Directive →
Determine which lines of the records include the word "Notion", and copy them.

Some records

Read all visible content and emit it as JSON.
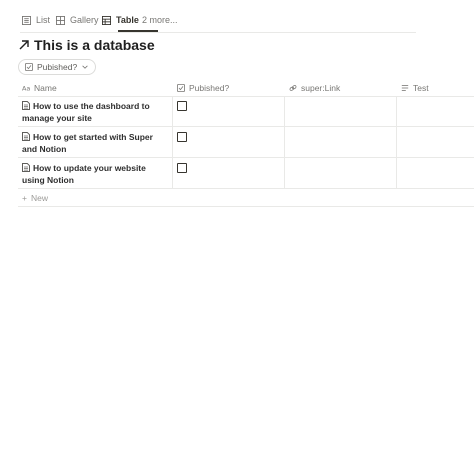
{
  "tabs": [
    {
      "label": "List",
      "icon": "list-icon"
    },
    {
      "label": "Gallery",
      "icon": "gallery-icon"
    },
    {
      "label": "Table",
      "icon": "table-icon",
      "active": true
    },
    {
      "label": "2 more...",
      "icon": ""
    }
  ],
  "page": {
    "title": "This is a database",
    "title_icon": "arrow-up-right-icon"
  },
  "filter": {
    "label": "Pubished?",
    "icon": "checkbox-icon"
  },
  "columns": [
    {
      "label": "Name",
      "icon": "text-icon"
    },
    {
      "label": "Pubished?",
      "icon": "checkbox-icon"
    },
    {
      "label": "super:Link",
      "icon": "link-icon"
    },
    {
      "label": "Test",
      "icon": "text-lines-icon"
    }
  ],
  "rows": [
    {
      "name": "How to use the dashboard to manage your site",
      "published": false
    },
    {
      "name": "How to get started with Super and Notion",
      "published": false
    },
    {
      "name": "How to update your website using Notion",
      "published": false
    }
  ],
  "new_label": "New"
}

Result →
      "name": "How to get started with Super and Notion",
      "name": "How to update your website using Notion",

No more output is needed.